- [PROMPT]
Copy every line from the records below that holds the word "существительных".

- [Stored items]
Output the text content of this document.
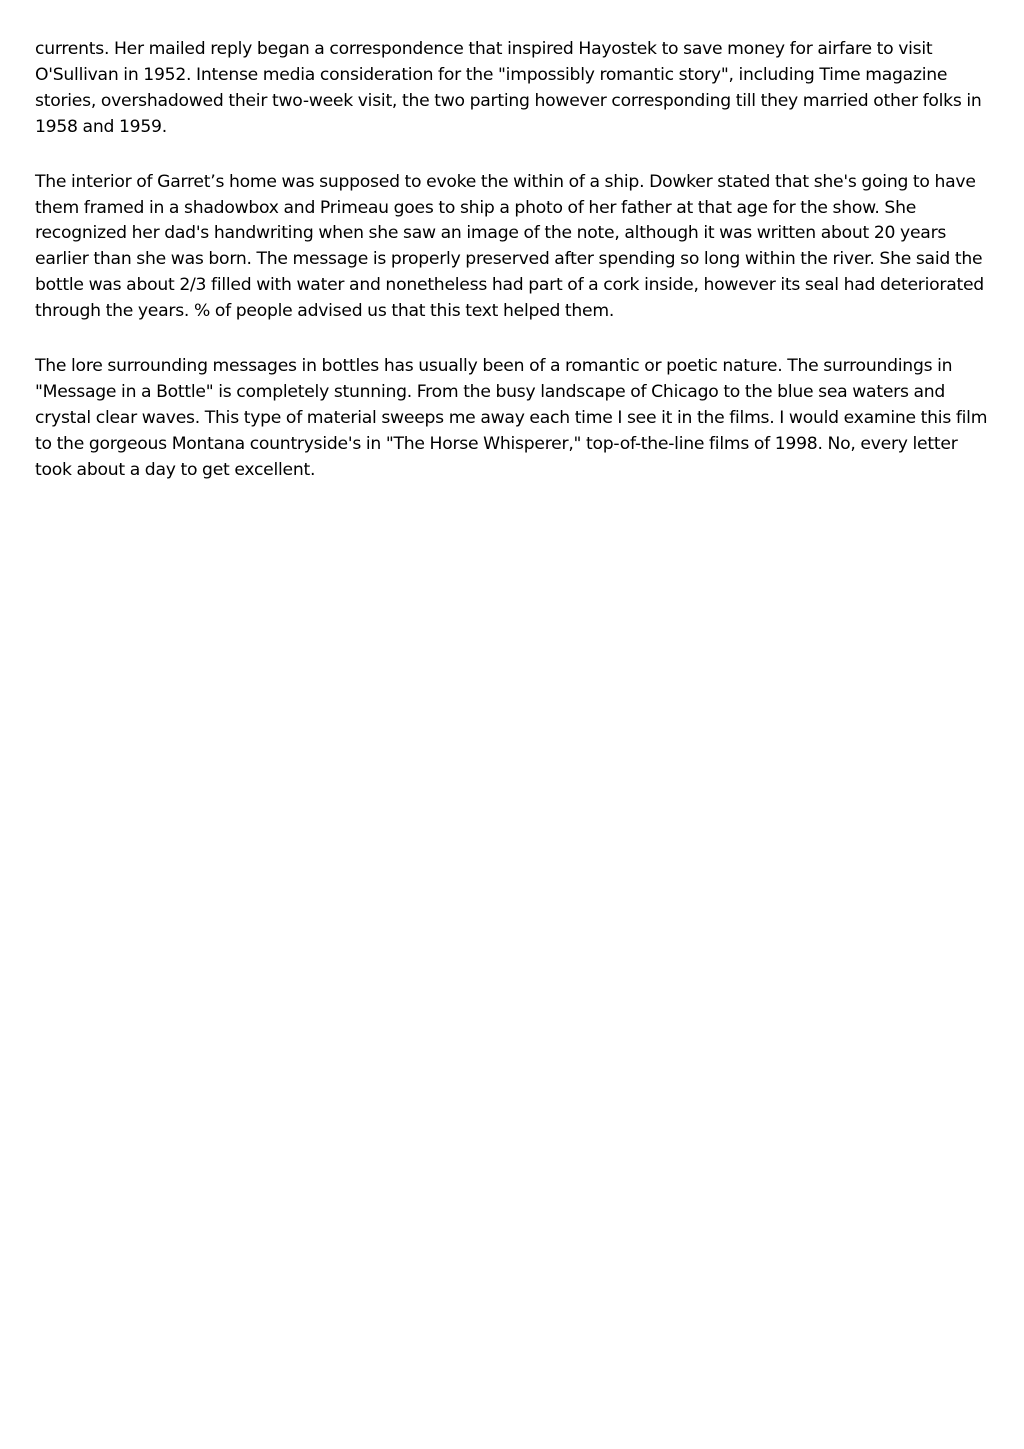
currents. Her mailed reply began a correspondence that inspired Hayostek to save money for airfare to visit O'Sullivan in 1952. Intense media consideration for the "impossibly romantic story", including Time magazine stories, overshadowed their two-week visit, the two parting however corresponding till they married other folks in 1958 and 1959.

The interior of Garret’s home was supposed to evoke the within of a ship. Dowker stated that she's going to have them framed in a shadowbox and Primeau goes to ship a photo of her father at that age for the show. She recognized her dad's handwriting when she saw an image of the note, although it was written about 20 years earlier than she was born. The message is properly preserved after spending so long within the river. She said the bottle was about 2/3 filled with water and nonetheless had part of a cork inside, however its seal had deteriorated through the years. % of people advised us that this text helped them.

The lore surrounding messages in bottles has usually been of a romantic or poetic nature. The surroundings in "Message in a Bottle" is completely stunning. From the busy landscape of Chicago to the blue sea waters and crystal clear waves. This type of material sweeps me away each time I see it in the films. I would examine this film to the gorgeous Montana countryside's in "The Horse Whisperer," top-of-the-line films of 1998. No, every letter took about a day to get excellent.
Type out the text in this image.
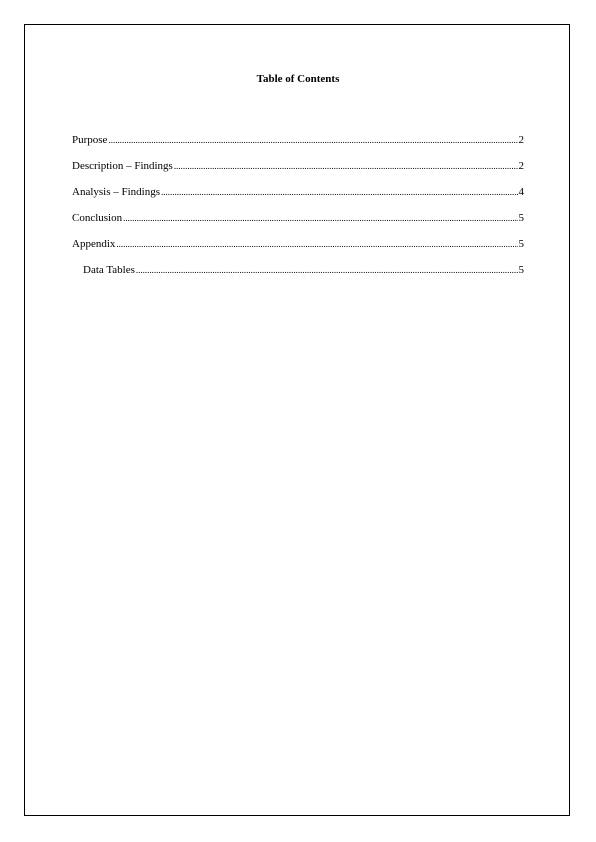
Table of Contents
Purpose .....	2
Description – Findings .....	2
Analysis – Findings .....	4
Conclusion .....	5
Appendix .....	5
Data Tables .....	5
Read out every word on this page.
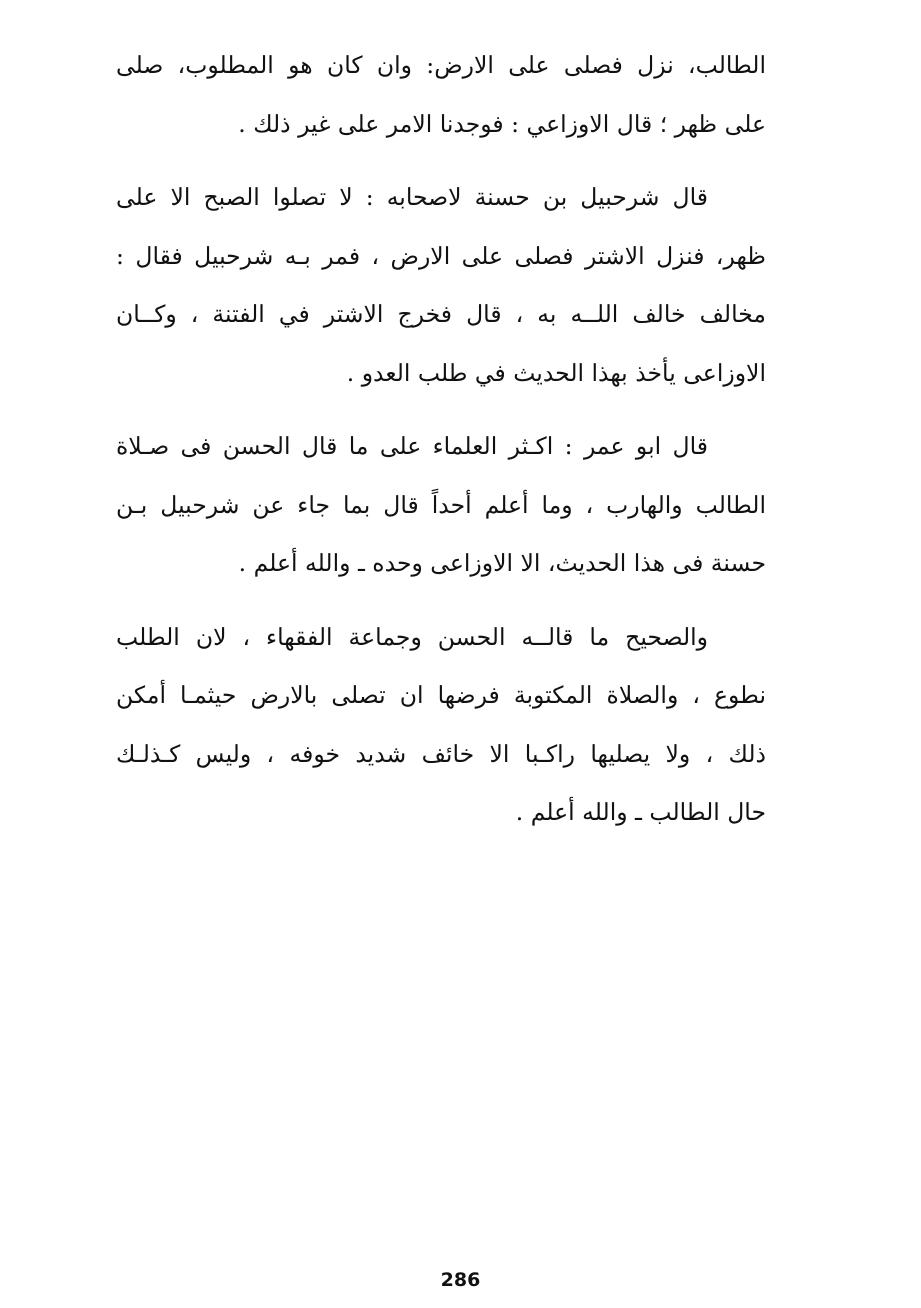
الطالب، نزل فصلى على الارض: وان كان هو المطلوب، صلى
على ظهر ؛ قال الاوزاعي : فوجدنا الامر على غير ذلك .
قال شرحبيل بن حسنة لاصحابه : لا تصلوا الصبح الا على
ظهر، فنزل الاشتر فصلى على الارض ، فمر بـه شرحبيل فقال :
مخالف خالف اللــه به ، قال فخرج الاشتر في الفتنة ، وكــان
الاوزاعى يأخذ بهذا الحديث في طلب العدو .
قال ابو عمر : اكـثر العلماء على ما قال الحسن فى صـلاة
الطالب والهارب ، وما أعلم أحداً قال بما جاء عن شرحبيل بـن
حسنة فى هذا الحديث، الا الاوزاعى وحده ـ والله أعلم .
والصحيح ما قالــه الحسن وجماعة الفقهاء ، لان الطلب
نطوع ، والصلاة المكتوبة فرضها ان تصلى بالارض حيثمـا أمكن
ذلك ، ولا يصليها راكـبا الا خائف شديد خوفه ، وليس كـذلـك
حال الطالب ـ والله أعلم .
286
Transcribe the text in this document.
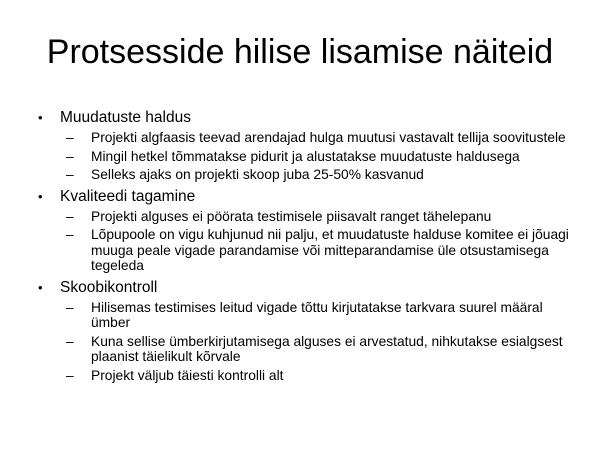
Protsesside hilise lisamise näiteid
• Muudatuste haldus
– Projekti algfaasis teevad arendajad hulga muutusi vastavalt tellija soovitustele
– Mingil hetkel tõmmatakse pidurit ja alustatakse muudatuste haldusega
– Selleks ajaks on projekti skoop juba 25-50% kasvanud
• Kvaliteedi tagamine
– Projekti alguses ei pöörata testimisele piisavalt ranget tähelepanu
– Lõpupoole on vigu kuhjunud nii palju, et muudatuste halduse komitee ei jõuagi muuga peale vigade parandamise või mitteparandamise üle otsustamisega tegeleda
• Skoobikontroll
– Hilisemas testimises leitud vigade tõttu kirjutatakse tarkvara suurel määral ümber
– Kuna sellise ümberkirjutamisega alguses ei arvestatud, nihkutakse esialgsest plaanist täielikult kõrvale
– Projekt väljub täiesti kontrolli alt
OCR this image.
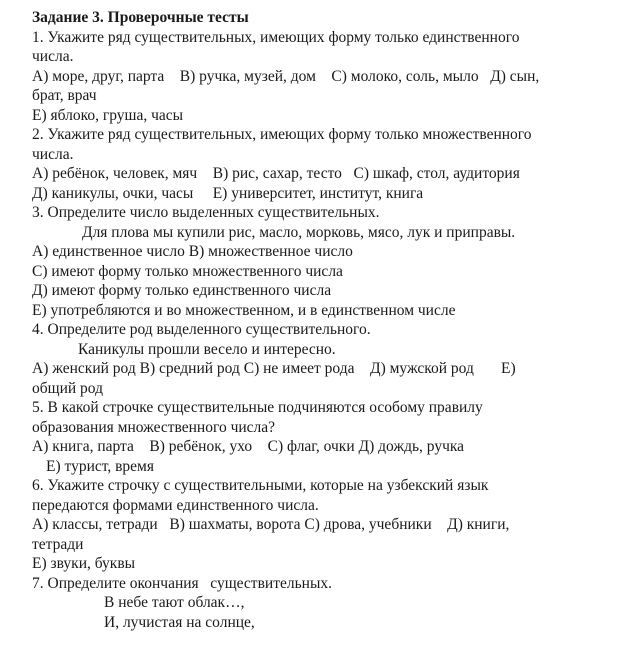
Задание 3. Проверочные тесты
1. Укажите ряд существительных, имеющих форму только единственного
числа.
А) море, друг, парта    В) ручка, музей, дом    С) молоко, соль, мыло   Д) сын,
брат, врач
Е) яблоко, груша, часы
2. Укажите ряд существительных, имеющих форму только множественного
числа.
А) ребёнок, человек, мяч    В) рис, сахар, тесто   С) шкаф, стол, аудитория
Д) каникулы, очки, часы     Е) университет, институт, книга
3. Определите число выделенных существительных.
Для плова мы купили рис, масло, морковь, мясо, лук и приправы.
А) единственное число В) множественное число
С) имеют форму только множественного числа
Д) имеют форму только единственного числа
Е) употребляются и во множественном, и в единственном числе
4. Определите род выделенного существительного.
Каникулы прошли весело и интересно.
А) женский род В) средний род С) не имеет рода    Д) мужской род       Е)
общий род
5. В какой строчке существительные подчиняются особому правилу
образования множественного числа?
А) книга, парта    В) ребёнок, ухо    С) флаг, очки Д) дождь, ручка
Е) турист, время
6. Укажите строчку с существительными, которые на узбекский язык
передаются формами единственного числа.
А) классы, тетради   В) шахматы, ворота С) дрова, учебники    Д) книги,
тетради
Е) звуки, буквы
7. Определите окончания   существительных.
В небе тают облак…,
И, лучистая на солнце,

- [OUTPUT]
1. Укажите ряд существительных, имеющих форму только единственного
2. Укажите ряд существительных, имеющих форму только множественного
3. Определите число выделенных существительных.
7. Определите окончания   существительных.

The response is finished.